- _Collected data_
==========

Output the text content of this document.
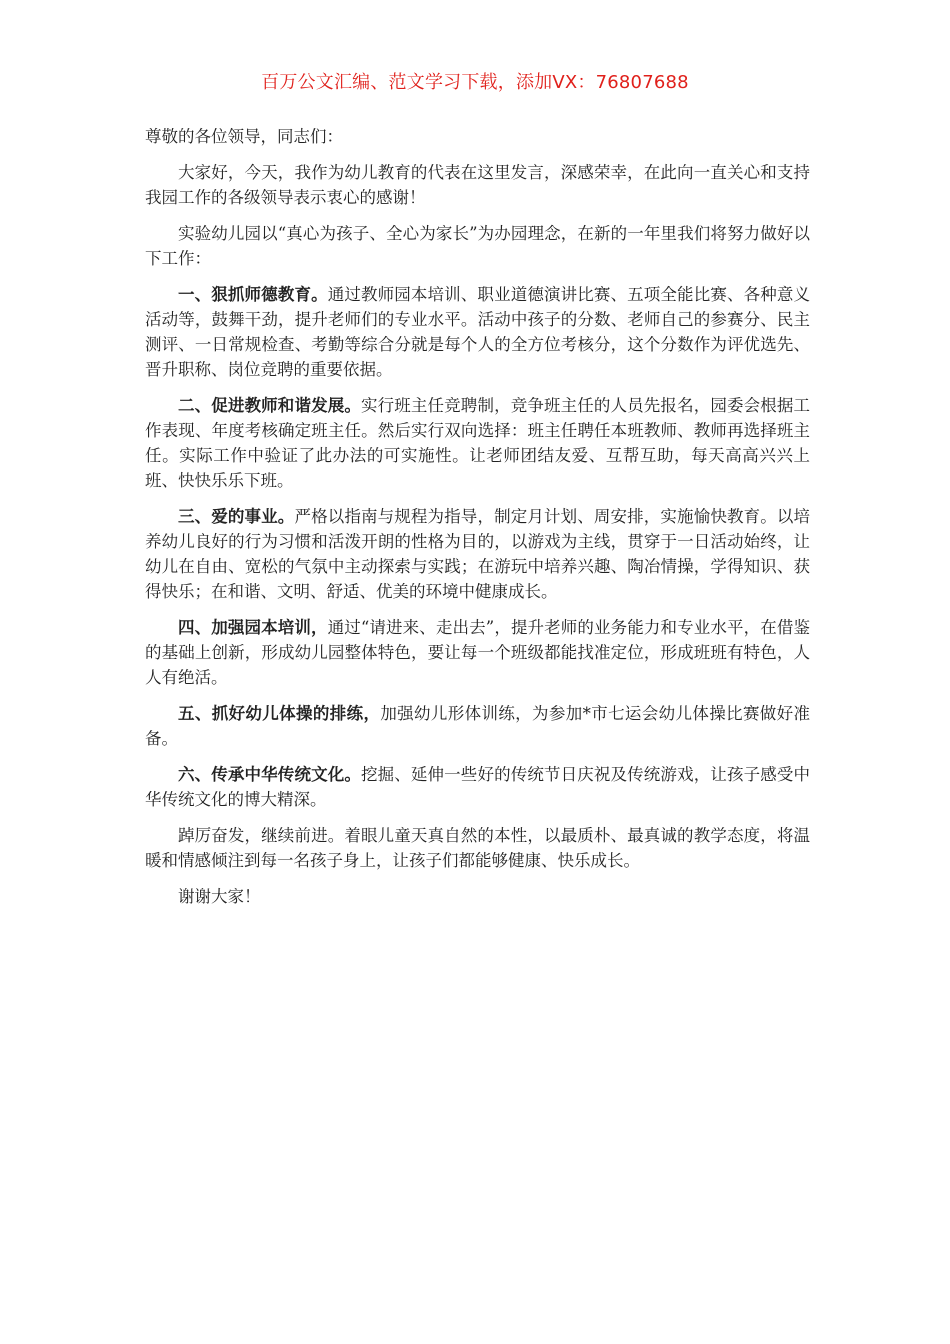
百万公文汇编、范文学习下载，添加VX：76807688

尊敬的各位领导，同志们：

大家好，今天，我作为幼儿教育的代表在这里发言，深感荣幸，在此向一直关心和支持我园工作的各级领导表示衷心的感谢！

实验幼儿园以“真心为孩子、全心为家长”为办园理念，在新的一年里我们将努力做好以下工作：

一、狠抓师德教育。通过教师园本培训、职业道德演讲比赛、五项全能比赛、各种意义活动等，鼓舞干劲，提升老师们的专业水平。活动中孩子的分数、老师自己的参赛分、民主测评、一日常规检查、考勤等综合分就是每个人的全方位考核分，这个分数作为评优选先、晋升职称、岗位竞聘的重要依据。

二、促进教师和谐发展。实行班主任竞聘制，竞争班主任的人员先报名，园委会根据工作表现、年度考核确定班主任。然后实行双向选择：班主任聘任本班教师、教师再选择班主任。实际工作中验证了此办法的可实施性。让老师团结友爱、互帮互助，每天高高兴兴上班、快快乐乐下班。

三、爱的事业。严格以指南与规程为指导，制定月计划、周安排，实施愉快教育。以培养幼儿良好的行为习惯和活泼开朗的性格为目的，以游戏为主线，贯穿于一日活动始终，让幼儿在自由、宽松的气氛中主动探索与实践；在游玩中培养兴趣、陶冶情操，学得知识、获得快乐；在和谐、文明、舒适、优美的环境中健康成长。

四、加强园本培训，通过“请进来、走出去”，提升老师的业务能力和专业水平，在借鉴的基础上创新，形成幼儿园整体特色，要让每一个班级都能找准定位，形成班班有特色，人人有绝活。

五、抓好幼儿体操的排练，加强幼儿形体训练，为参加*市七运会幼儿体操比赛做好准备。

六、传承中华传统文化。挖掘、延伸一些好的传统节日庆祝及传统游戏，让孩子感受中华传统文化的博大精深。

踔厉奋发，继续前进。着眼儿童天真自然的本性，以最质朴、最真诚的教学态度，将温暖和情感倾注到每一名孩子身上，让孩子们都能够健康、快乐成长。

谢谢大家！
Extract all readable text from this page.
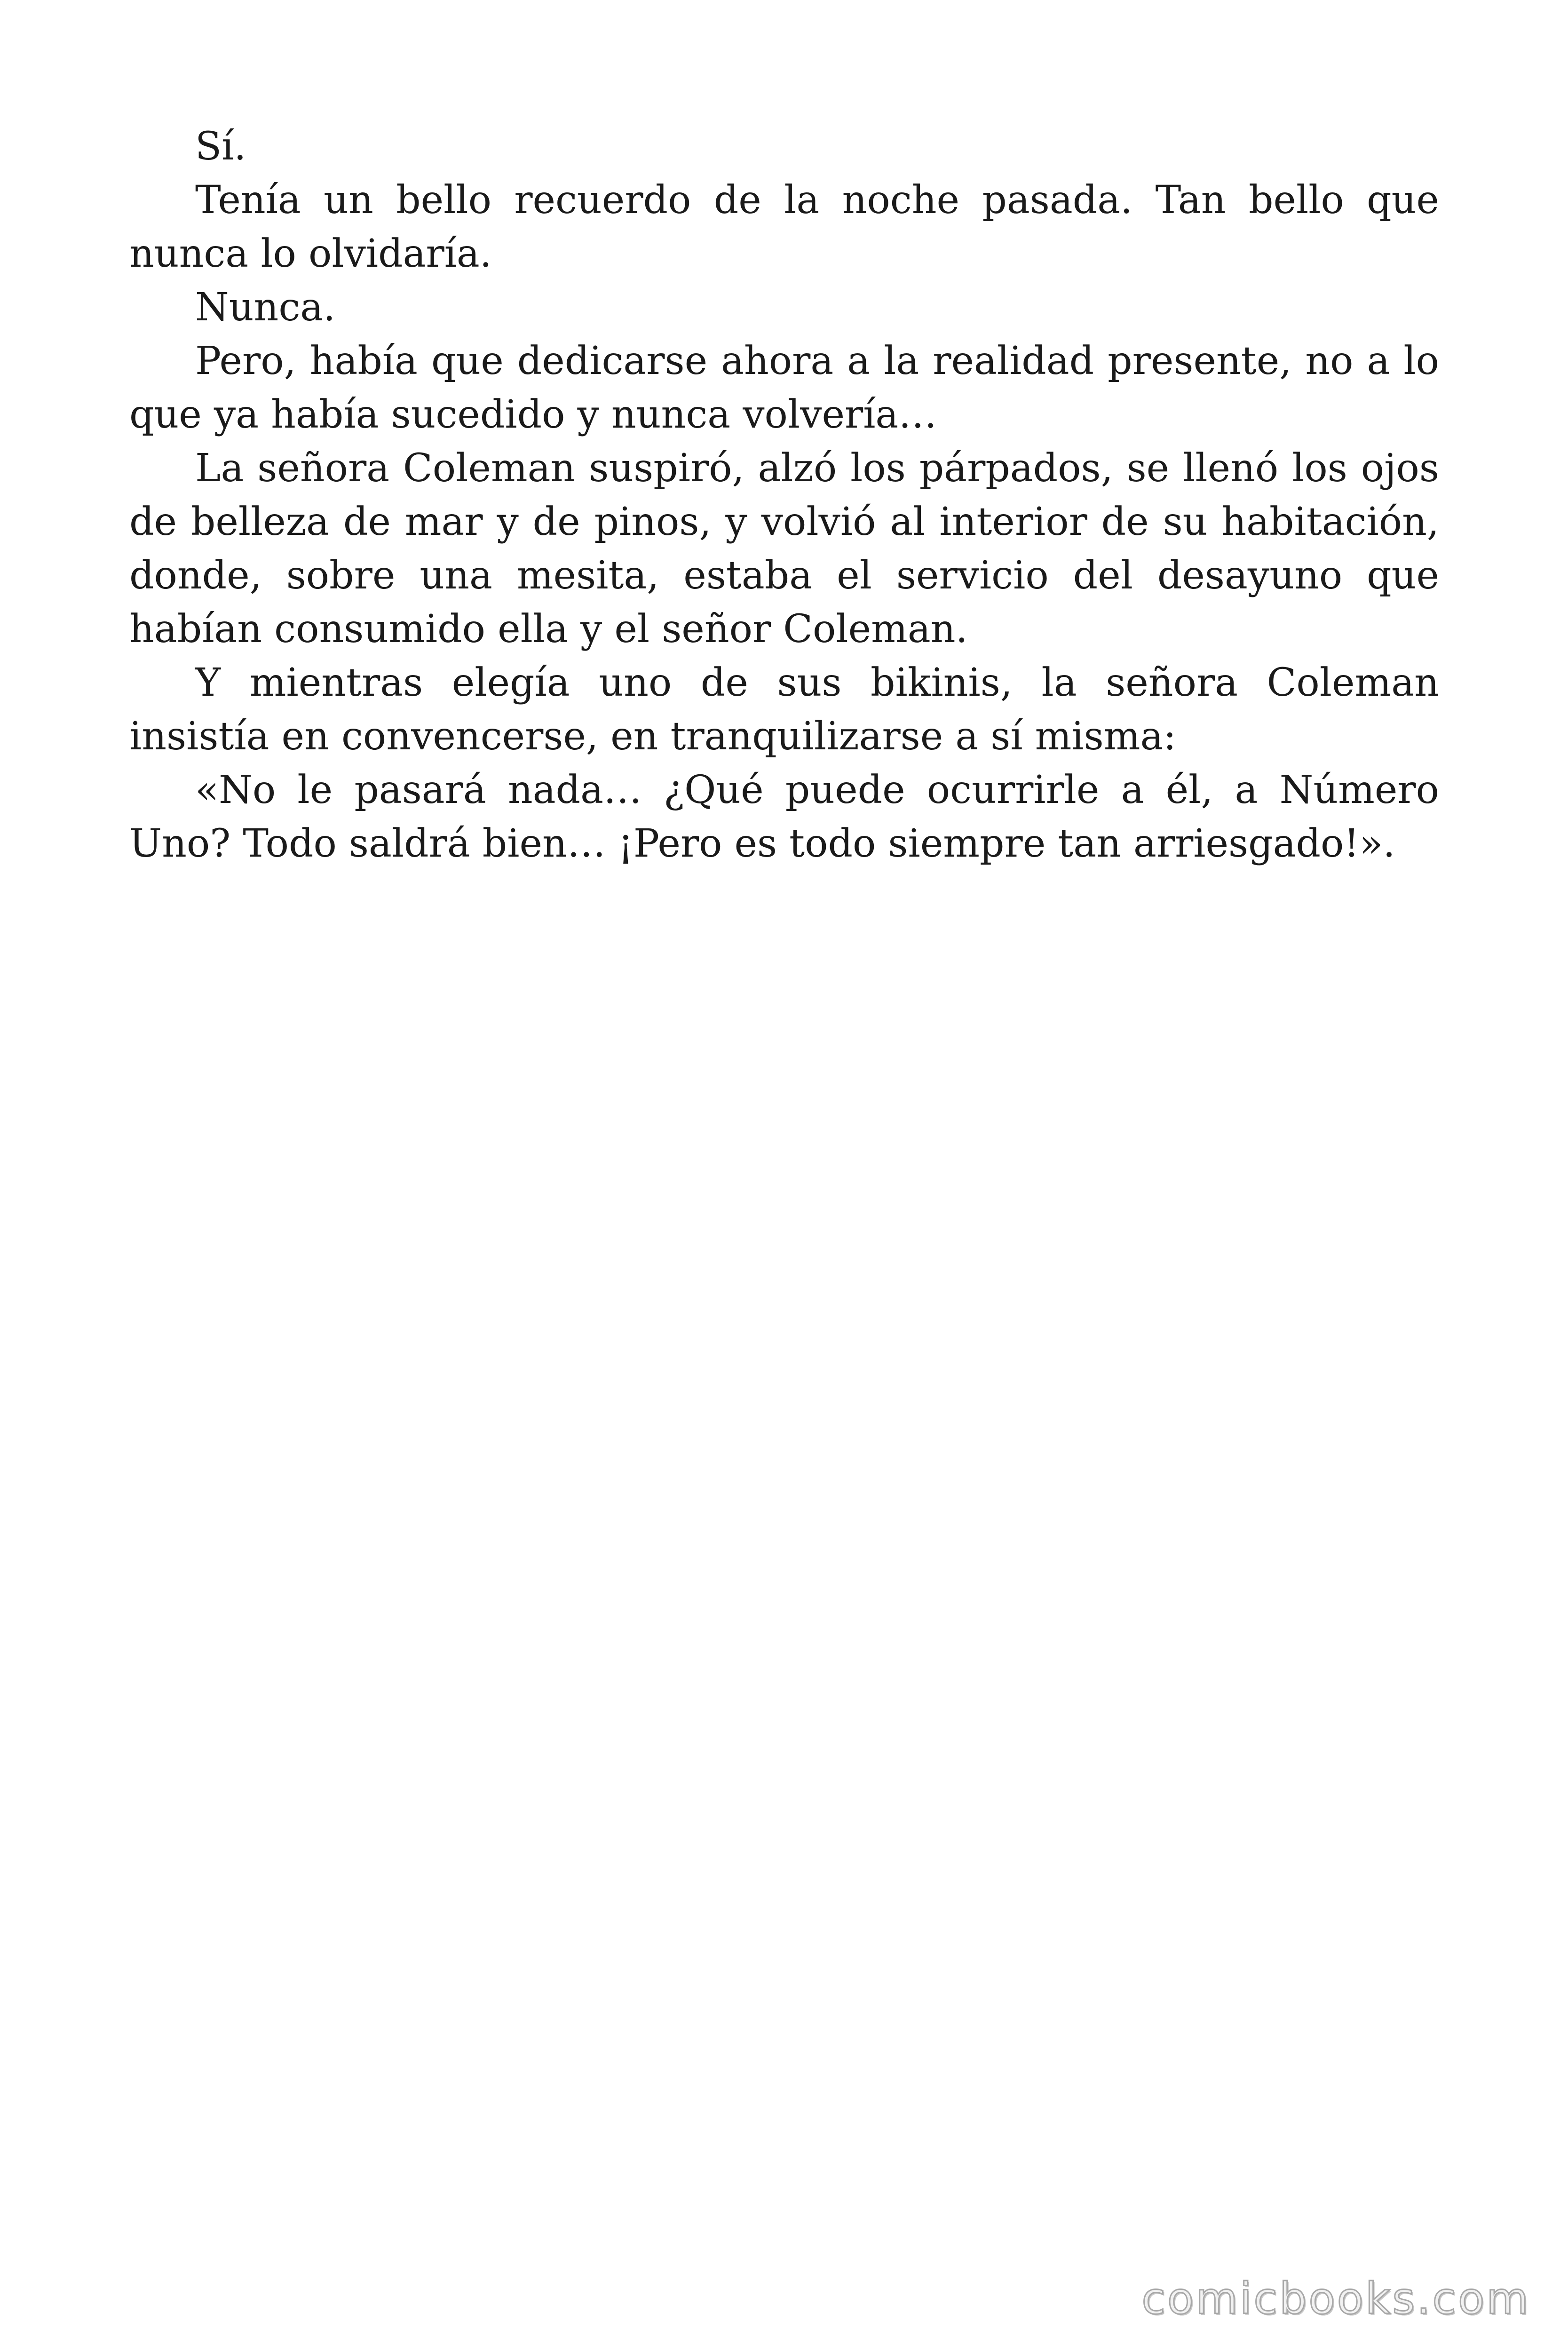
Sí.

Tenía un bello recuerdo de la noche pasada. Tan bello que nunca lo olvidaría.

Nunca.

Pero, había que dedicarse ahora a la realidad presente, no a lo que ya había sucedido y nunca volvería…

La señora Coleman suspiró, alzó los párpados, se llenó los ojos de belleza de mar y de pinos, y volvió al interior de su habitación, donde, sobre una mesita, estaba el servicio del desayuno que habían consumido ella y el señor Coleman.

Y mientras elegía uno de sus bikinis, la señora Coleman insistía en convencerse, en tranquilizarse a sí misma:

«No le pasará nada… ¿Qué puede ocurrirle a él, a Número Uno? Todo saldrá bien… ¡Pero es todo siempre tan arriesgado!».

comicbooks.com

==========

- _What is needed_
Copy every record above exactly, leaving out the pictures.

- _Written reply_
Output the text content of this document.
百万公文汇编、范文学习下载，添加VX：76807688

尊敬的各位领导，同志们：

大家好，今天，我作为幼儿教育的代表在这里发言，深感荣幸，在此向一直关心和支持我园工作的各级领导表示衷心的感谢！

实验幼儿园以“真心为孩子、全心为家长”为办园理念，在新的一年里我们将努力做好以下工作：

一、狠抓师德教育。通过教师园本培训、职业道德演讲比赛、五项全能比赛、各种意义活动等，鼓舞干劲，提升老师们的专业水平。活动中孩子的分数、老师自己的参赛分、民主测评、一日常规检查、考勤等综合分就是每个人的全方位考核分，这个分数作为评优选先、晋升职称、岗位竞聘的重要依据。

二、促进教师和谐发展。实行班主任竞聘制，竞争班主任的人员先报名，园委会根据工作表现、年度考核确定班主任。然后实行双向选择：班主任聘任本班教师、教师再选择班主任。实际工作中验证了此办法的可实施性。让老师团结友爱、互帮互助，每天高高兴兴上班、快快乐乐下班。

三、爱的事业。严格以指南与规程为指导，制定月计划、周安排，实施愉快教育。以培养幼儿良好的行为习惯和活泼开朗的性格为目的，以游戏为主线，贯穿于一日活动始终，让幼儿在自由、宽松的气氛中主动探索与实践；在游玩中培养兴趣、陶冶情操，学得知识、获得快乐；在和谐、文明、舒适、优美的环境中健康成长。

四、加强园本培训，通过“请进来、走出去”，提升老师的业务能力和专业水平，在借鉴的基础上创新，形成幼儿园整体特色，要让每一个班级都能找准定位，形成班班有特色，人人有绝活。

五、抓好幼儿体操的排练，加强幼儿形体训练，为参加*市七运会幼儿体操比赛做好准备。

六、传承中华传统文化。挖掘、延伸一些好的传统节日庆祝及传统游戏，让孩子感受中华传统文化的博大精深。

踔厉奋发，继续前进。着眼儿童天真自然的本性，以最质朴、最真诚的教学态度，将温暖和情感倾注到每一名孩子身上，让孩子们都能够健康、快乐成长。

谢谢大家！
Extract all readable text from this page.
Sí.

Tenía un bello recuerdo de la noche pasada. Tan bello que nunca lo olvidaría.

Nunca.

Pero, había que dedicarse ahora a la realidad presente, no a lo que ya había sucedido y nunca volvería…

La señora Coleman suspiró, alzó los párpados, se llenó los ojos de belleza de mar y de pinos, y volvió al interior de su habitación, donde, sobre una mesita, estaba el servicio del desayuno que habían consumido ella y el señor Coleman.

Y mientras elegía uno de sus bikinis, la señora Coleman insistía en convencerse, en tranquilizarse a sí misma:

«No le pasará nada… ¿Qué puede ocurrirle a él, a Número Uno? Todo saldrá bien… ¡Pero es todo siempre tan arriesgado!».

comicbooks.com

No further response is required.